[WHAT TO PRODUCE] Leave out the pictures and transcribe the rest of the records exactly.

[Extracted data entries]
┌──
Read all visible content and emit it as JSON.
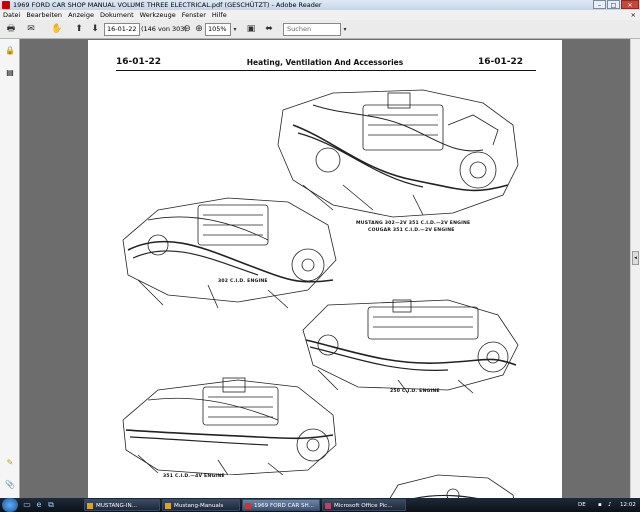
{
  "window": {
    "title": "1969 FORD CAR SHOP MANUAL VOLUME THREE ELECTRICAL.pdf (GESCHÜTZT) - Adobe Reader",
    "buttons": {
      "minimize": "–",
      "maximize": "□",
      "close": "✕"
    }
  },
  "menu": {
    "items": [
      "Datei",
      "Bearbeiten",
      "Anzeige",
      "Dokument",
      "Werkzeuge",
      "Fenster",
      "Hilfe"
    ],
    "close_glyph": "×"
  },
  "toolbar": {
    "page_value": "16-01-22",
    "page_count": "(146 von 303)",
    "zoom_value": "105%",
    "search_placeholder": "Suchen"
  },
  "document": {
    "page_number_left": "16-01-22",
    "page_number_right": "16-01-22",
    "section_title": "Heating, Ventilation And Accessories",
    "captions": {
      "mustang_line1": "MUSTANG 302—2V 351 C.I.D.—2V ENGINE",
      "mustang_line2": "COUGAR 351 C.I.D.—2V ENGINE",
      "engine_302": "302 C.I.D. ENGINE",
      "engine_250": "250 C.I.D. ENGINE",
      "engine_351_4v": "351 C.I.D.—4V ENGINE"
    }
  },
  "taskbar": {
    "tasks": [
      {
        "label": "MUSTANG-IN...",
        "active": false
      },
      {
        "label": "Mustang-Manuals",
        "active": false
      },
      {
        "label": "1969 FORD CAR SH...",
        "active": true
      },
      {
        "label": "Microsoft Office Pic...",
        "active": false
      }
    ],
    "language": "DE",
    "clock": "12:02"
  },
  "colors": {
    "accent": "#c00000",
    "taskbar": "#0b1119",
    "viewer_bg": "#6d6d6d"
  }
}
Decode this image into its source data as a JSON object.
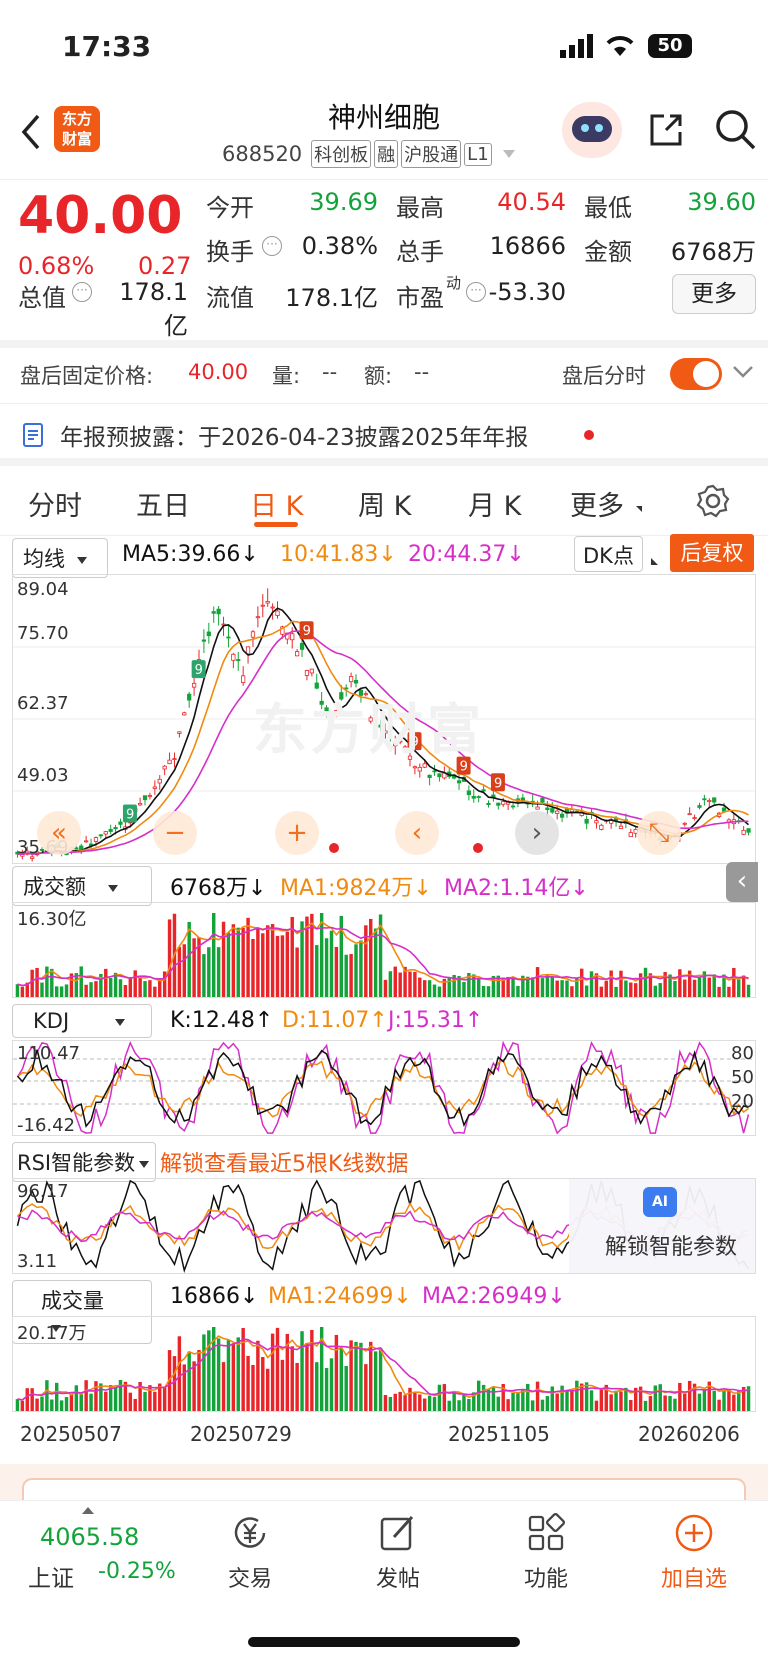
{
  "status_bar": {
    "time": "17:33",
    "battery": "50"
  },
  "header": {
    "title": "神州细胞",
    "code": "688520",
    "tags": [
      "科创板",
      "融",
      "沪股通",
      "L1"
    ],
    "logo_text_line1": "东方",
    "logo_text_line2": "财富"
  },
  "quote": {
    "price": "40.00",
    "change_pct": "0.68%",
    "change": "0.27",
    "open_label": "今开",
    "open": "39.69",
    "high_label": "最高",
    "high": "40.54",
    "low_label": "最低",
    "low": "39.60",
    "turnover_label": "换手",
    "turnover": "0.38%",
    "volume_label": "总手",
    "volume": "16866",
    "amount_label": "金额",
    "amount": "6768万",
    "mktcap_label": "总值",
    "mktcap": "178.1亿",
    "float_label": "流值",
    "float": "178.1亿",
    "pe_label": "市盈",
    "pe_sup": "动",
    "pe": "-53.30",
    "more_button": "更多"
  },
  "after_hours": {
    "label": "盘后固定价格:",
    "price": "40.00",
    "vol_label": "量:",
    "vol": "--",
    "amt_label": "额:",
    "amt": "--",
    "toggle_label": "盘后分时",
    "toggle_on": true
  },
  "notice": {
    "text": "年报预披露：于2026-04-23披露2025年年报"
  },
  "tabs": [
    {
      "label": "分时"
    },
    {
      "label": "五日"
    },
    {
      "label": "日 K",
      "active": true
    },
    {
      "label": "周 K"
    },
    {
      "label": "月 K"
    },
    {
      "label": "更多"
    }
  ],
  "kline_panel": {
    "indicator_select": "均线",
    "ma5": "MA5:39.66↓",
    "ma10": "10:41.83↓",
    "ma20": "20:44.37↓",
    "dk_button": "DK点",
    "adjust_button": "后复权",
    "y_labels": [
      "89.04",
      "75.70",
      "62.37",
      "49.03",
      "35.69"
    ],
    "watermark": "东方财富"
  },
  "amount_panel": {
    "select": "成交额",
    "value": "6768万↓",
    "ma1": "MA1:9824万↓",
    "ma2": "MA2:1.14亿↓",
    "y_top": "16.30亿"
  },
  "kdj_panel": {
    "select": "KDJ",
    "k": "K:12.48↑",
    "d": "D:11.07↑",
    "j": "J:15.31↑",
    "y_top": "110.47",
    "y_bottom": "-16.42",
    "right_labels": [
      "80",
      "50",
      "20"
    ]
  },
  "rsi_panel": {
    "select": "RSI智能参数",
    "unlock_text": "解锁查看最近5根K线数据",
    "y_top": "96.17",
    "y_bottom": "3.11",
    "unlock_button": "解锁智能参数",
    "ai_badge": "AI"
  },
  "volume_panel": {
    "select": "成交量",
    "value": "16866↓",
    "ma1": "MA1:24699↓",
    "ma2": "MA2:26949↓",
    "y_top": "20.17万"
  },
  "x_dates": [
    "20250507",
    "20250729",
    "20251105",
    "20260206"
  ],
  "bottom_nav": {
    "index_value": "4065.58",
    "index_name": "上证",
    "index_change": "-0.25%",
    "items": [
      "交易",
      "发帖",
      "功能",
      "加自选"
    ]
  },
  "colors": {
    "up": "#e8262a",
    "down": "#14a33a",
    "accent": "#f05a14",
    "ma10": "#f08a10",
    "ma20": "#d62fc9"
  },
  "chart_data": {
    "type": "line",
    "title": "",
    "x": [
      "20250507",
      "20250729",
      "20251105",
      "20260206"
    ],
    "ylim": [
      35.69,
      89.04
    ],
    "series": [
      {
        "name": "MA5",
        "values": [
          36,
          38,
          48,
          82,
          72,
          62,
          52,
          47,
          45,
          43,
          41,
          40,
          46,
          41,
          39.66
        ]
      },
      {
        "name": "10",
        "values": [
          36,
          37,
          45,
          78,
          74,
          64,
          54,
          48,
          46,
          44,
          42,
          41,
          44,
          42,
          41.83
        ]
      },
      {
        "name": "20",
        "values": [
          36,
          37,
          42,
          70,
          75,
          66,
          57,
          51,
          48,
          46,
          44,
          42,
          43,
          43,
          44.37
        ]
      }
    ]
  }
}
└──
[RESULT OF THE TASK]
Read all visible content and emit it as JSON.
{
  "window": {
    "title": "1969 FORD CAR SHOP MANUAL VOLUME THREE ELECTRICAL.pdf (GESCHÜTZT) - Adobe Reader",
    "buttons": {
      "minimize": "–",
      "maximize": "□",
      "close": "✕"
    }
  },
  "menu": {
    "items": [
      "Datei",
      "Bearbeiten",
      "Anzeige",
      "Dokument",
      "Werkzeuge",
      "Fenster",
      "Hilfe"
    ],
    "close_glyph": "×"
  },
  "toolbar": {
    "page_value": "16-01-22",
    "page_count": "(146 von 303)",
    "zoom_value": "105%",
    "search_placeholder": "Suchen"
  },
  "document": {
    "page_number_left": "16-01-22",
    "page_number_right": "16-01-22",
    "section_title": "Heating, Ventilation And Accessories",
    "captions": {
      "mustang_line1": "MUSTANG 302—2V 351 C.I.D.—2V ENGINE",
      "mustang_line2": "COUGAR 351 C.I.D.—2V ENGINE",
      "engine_302": "302 C.I.D. ENGINE",
      "engine_250": "250 C.I.D. ENGINE",
      "engine_351_4v": "351 C.I.D.—4V ENGINE"
    }
  },
  "taskbar": {
    "tasks": [
      {
        "label": "MUSTANG-IN...",
        "active": false
      },
      {
        "label": "Mustang-Manuals",
        "active": false
      },
      {
        "label": "1969 FORD CAR SH...",
        "active": true
      },
      {
        "label": "Microsoft Office Pic...",
        "active": false
      }
    ],
    "language": "DE",
    "clock": "12:02"
  },
  "colors": {
    "accent": "#c00000",
    "taskbar": "#0b1119",
    "viewer_bg": "#6d6d6d"
  }
}
Decode this image into its source data as a JSON object.
{
  "status_bar": {
    "time": "17:33",
    "battery": "50"
  },
  "header": {
    "title": "神州细胞",
    "code": "688520",
    "tags": [
      "科创板",
      "融",
      "沪股通",
      "L1"
    ],
    "logo_text_line1": "东方",
    "logo_text_line2": "财富"
  },
  "quote": {
    "price": "40.00",
    "change_pct": "0.68%",
    "change": "0.27",
    "open_label": "今开",
    "open": "39.69",
    "high_label": "最高",
    "high": "40.54",
    "low_label": "最低",
    "low": "39.60",
    "turnover_label": "换手",
    "turnover": "0.38%",
    "volume_label": "总手",
    "volume": "16866",
    "amount_label": "金额",
    "amount": "6768万",
    "mktcap_label": "总值",
    "mktcap": "178.1亿",
    "float_label": "流值",
    "float": "178.1亿",
    "pe_label": "市盈",
    "pe_sup": "动",
    "pe": "-53.30",
    "more_button": "更多"
  },
  "after_hours": {
    "label": "盘后固定价格:",
    "price": "40.00",
    "vol_label": "量:",
    "vol": "--",
    "amt_label": "额:",
    "amt": "--",
    "toggle_label": "盘后分时",
    "toggle_on": true
  },
  "notice": {
    "text": "年报预披露：于2026-04-23披露2025年年报"
  },
  "tabs": [
    {
      "label": "分时"
    },
    {
      "label": "五日"
    },
    {
      "label": "日 K",
      "active": true
    },
    {
      "label": "周 K"
    },
    {
      "label": "月 K"
    },
    {
      "label": "更多"
    }
  ],
  "kline_panel": {
    "indicator_select": "均线",
    "ma5": "MA5:39.66↓",
    "ma10": "10:41.83↓",
    "ma20": "20:44.37↓",
    "dk_button": "DK点",
    "adjust_button": "后复权",
    "y_labels": [
      "89.04",
      "75.70",
      "62.37",
      "49.03",
      "35.69"
    ],
    "watermark": "东方财富"
  },
  "amount_panel": {
    "select": "成交额",
    "value": "6768万↓",
    "ma1": "MA1:9824万↓",
    "ma2": "MA2:1.14亿↓",
    "y_top": "16.30亿"
  },
  "kdj_panel": {
    "select": "KDJ",
    "k": "K:12.48↑",
    "d": "D:11.07↑",
    "j": "J:15.31↑",
    "y_top": "110.47",
    "y_bottom": "-16.42",
    "right_labels": [
      "80",
      "50",
      "20"
    ]
  },
  "rsi_panel": {
    "select": "RSI智能参数",
    "unlock_text": "解锁查看最近5根K线数据",
    "y_top": "96.17",
    "y_bottom": "3.11",
    "unlock_button": "解锁智能参数",
    "ai_badge": "AI"
  },
  "volume_panel": {
    "select": "成交量",
    "value": "16866↓",
    "ma1": "MA1:24699↓",
    "ma2": "MA2:26949↓",
    "y_top": "20.17万"
  },
  "x_dates": [
    "20250507",
    "20250729",
    "20251105",
    "20260206"
  ],
  "bottom_nav": {
    "index_value": "4065.58",
    "index_name": "上证",
    "index_change": "-0.25%",
    "items": [
      "交易",
      "发帖",
      "功能",
      "加自选"
    ]
  },
  "colors": {
    "up": "#e8262a",
    "down": "#14a33a",
    "accent": "#f05a14",
    "ma10": "#f08a10",
    "ma20": "#d62fc9"
  },
  "chart_data": {
    "type": "line",
    "title": "",
    "x": [
      "20250507",
      "20250729",
      "20251105",
      "20260206"
    ],
    "ylim": [
      35.69,
      89.04
    ],
    "series": [
      {
        "name": "MA5",
        "values": [
          36,
          38,
          48,
          82,
          72,
          62,
          52,
          47,
          45,
          43,
          41,
          40,
          46,
          41,
          39.66
        ]
      },
      {
        "name": "10",
        "values": [
          36,
          37,
          45,
          78,
          74,
          64,
          54,
          48,
          46,
          44,
          42,
          41,
          44,
          42,
          41.83
        ]
      },
      {
        "name": "20",
        "values": [
          36,
          37,
          42,
          70,
          75,
          66,
          57,
          51,
          48,
          46,
          44,
          42,
          43,
          43,
          44.37
        ]
      }
    ]
  }
}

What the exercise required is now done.